» What needs to be done: Where "text" occurs in a line of the entries below, copy that line.

(Extracts from a graphics dataset)

*****

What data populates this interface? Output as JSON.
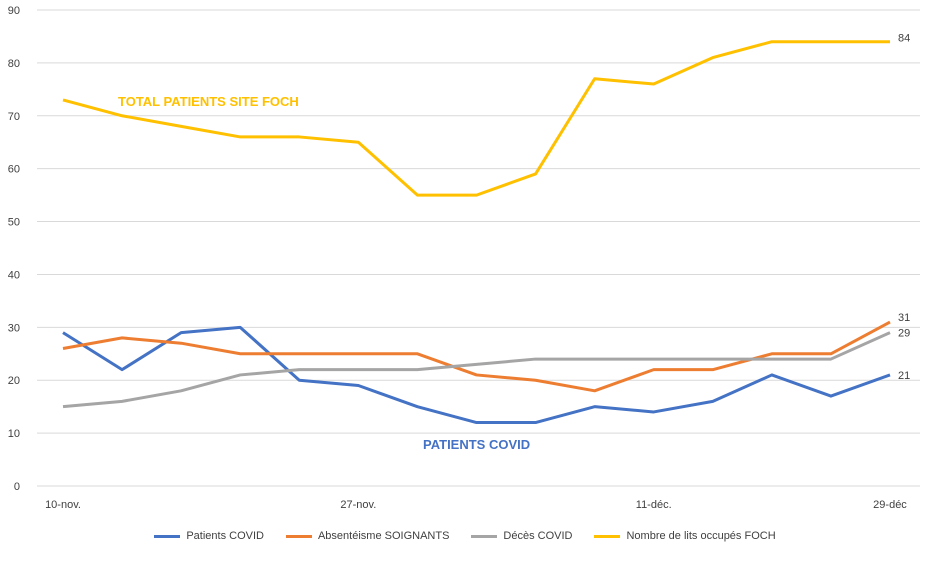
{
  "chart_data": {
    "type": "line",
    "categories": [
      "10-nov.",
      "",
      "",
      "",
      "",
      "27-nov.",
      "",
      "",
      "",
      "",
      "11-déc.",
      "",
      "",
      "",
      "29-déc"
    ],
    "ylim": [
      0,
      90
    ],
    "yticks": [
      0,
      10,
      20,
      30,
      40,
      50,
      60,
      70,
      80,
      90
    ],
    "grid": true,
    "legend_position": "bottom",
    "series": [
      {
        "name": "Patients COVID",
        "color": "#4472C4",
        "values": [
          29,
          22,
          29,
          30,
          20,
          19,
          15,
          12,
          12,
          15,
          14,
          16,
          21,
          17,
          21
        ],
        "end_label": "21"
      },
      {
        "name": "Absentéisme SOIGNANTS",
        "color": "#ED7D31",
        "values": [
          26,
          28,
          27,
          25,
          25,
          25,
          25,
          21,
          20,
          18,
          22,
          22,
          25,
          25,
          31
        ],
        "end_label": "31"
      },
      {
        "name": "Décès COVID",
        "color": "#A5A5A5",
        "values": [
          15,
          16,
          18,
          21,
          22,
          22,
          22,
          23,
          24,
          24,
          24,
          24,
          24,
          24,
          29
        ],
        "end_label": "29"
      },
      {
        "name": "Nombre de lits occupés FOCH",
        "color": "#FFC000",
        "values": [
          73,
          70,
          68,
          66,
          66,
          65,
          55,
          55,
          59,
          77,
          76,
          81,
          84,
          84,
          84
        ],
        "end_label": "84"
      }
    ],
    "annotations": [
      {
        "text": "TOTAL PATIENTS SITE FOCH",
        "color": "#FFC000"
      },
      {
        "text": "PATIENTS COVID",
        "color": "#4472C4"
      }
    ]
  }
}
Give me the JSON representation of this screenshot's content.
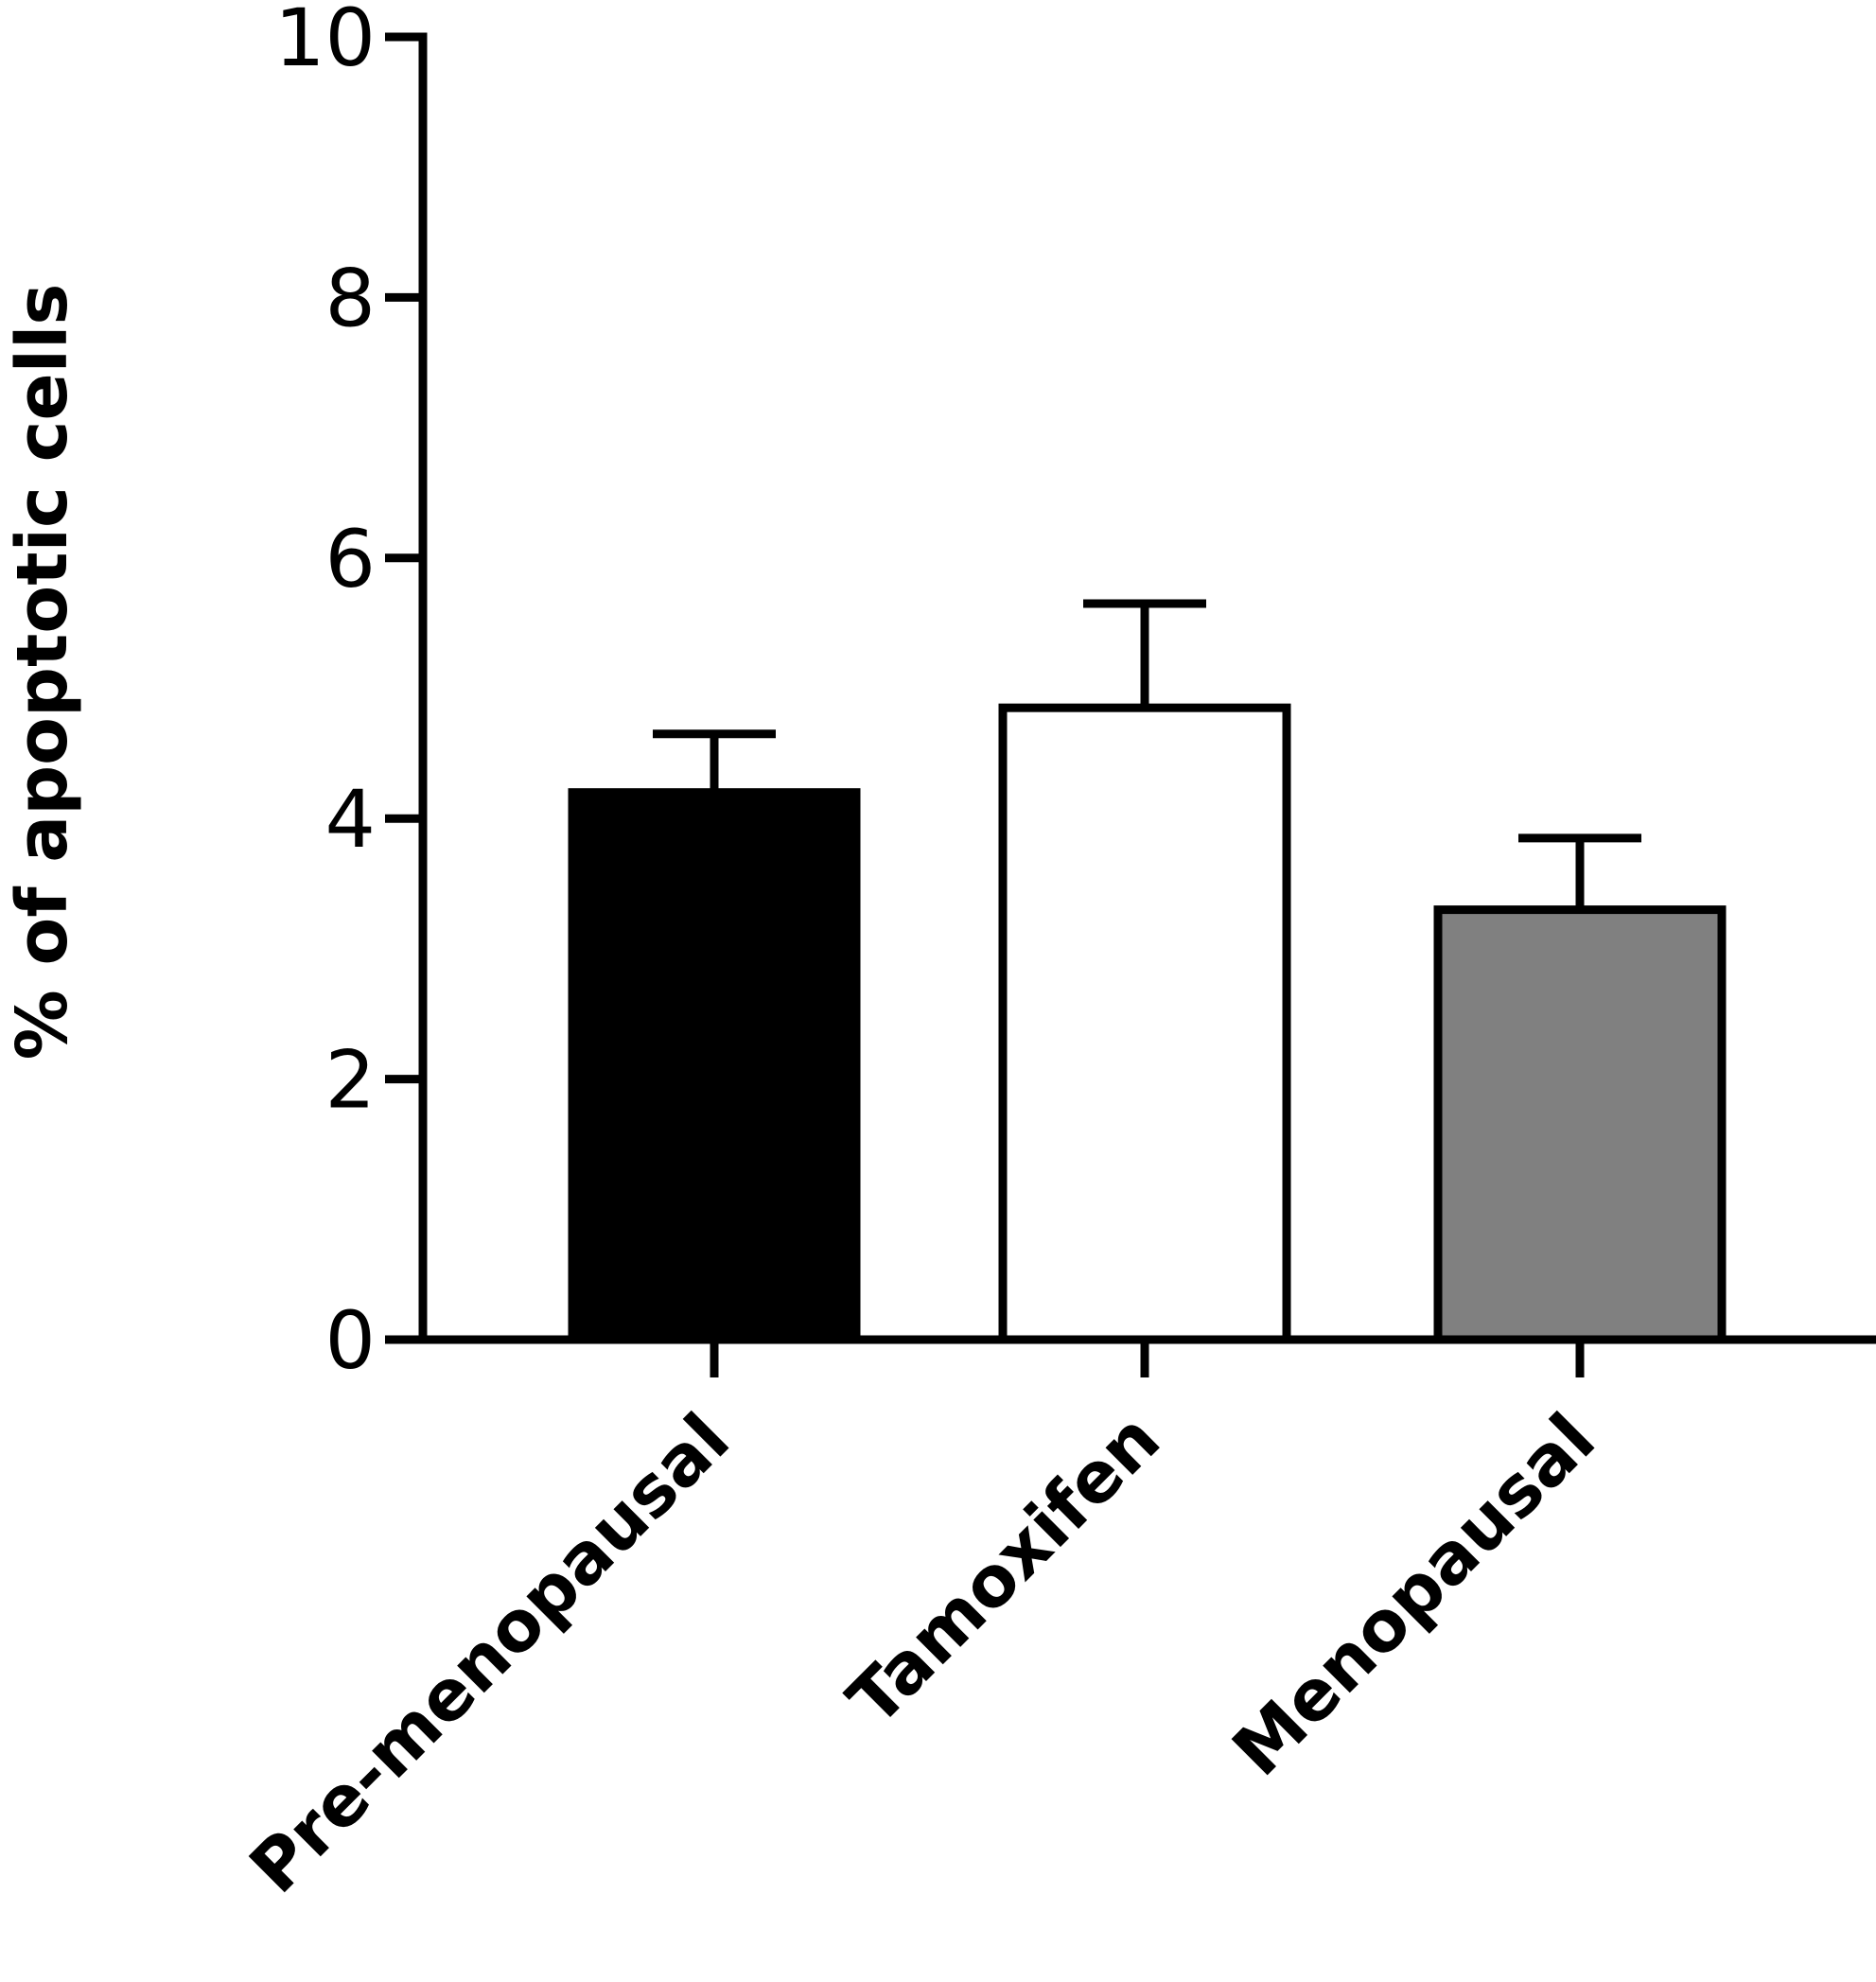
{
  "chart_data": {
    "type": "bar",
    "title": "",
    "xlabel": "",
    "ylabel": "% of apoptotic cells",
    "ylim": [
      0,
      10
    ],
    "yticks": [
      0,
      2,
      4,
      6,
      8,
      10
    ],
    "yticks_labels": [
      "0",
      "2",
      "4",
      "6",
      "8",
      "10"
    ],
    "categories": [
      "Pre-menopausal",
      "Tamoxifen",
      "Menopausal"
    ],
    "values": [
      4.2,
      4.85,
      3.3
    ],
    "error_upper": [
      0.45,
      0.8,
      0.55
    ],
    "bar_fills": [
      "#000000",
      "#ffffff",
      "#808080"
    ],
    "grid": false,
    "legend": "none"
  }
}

*****

» Solution to this task:
        "text": "TOTAL PATIENTS SITE FOCH",
        "text": "PATIENTS COVID",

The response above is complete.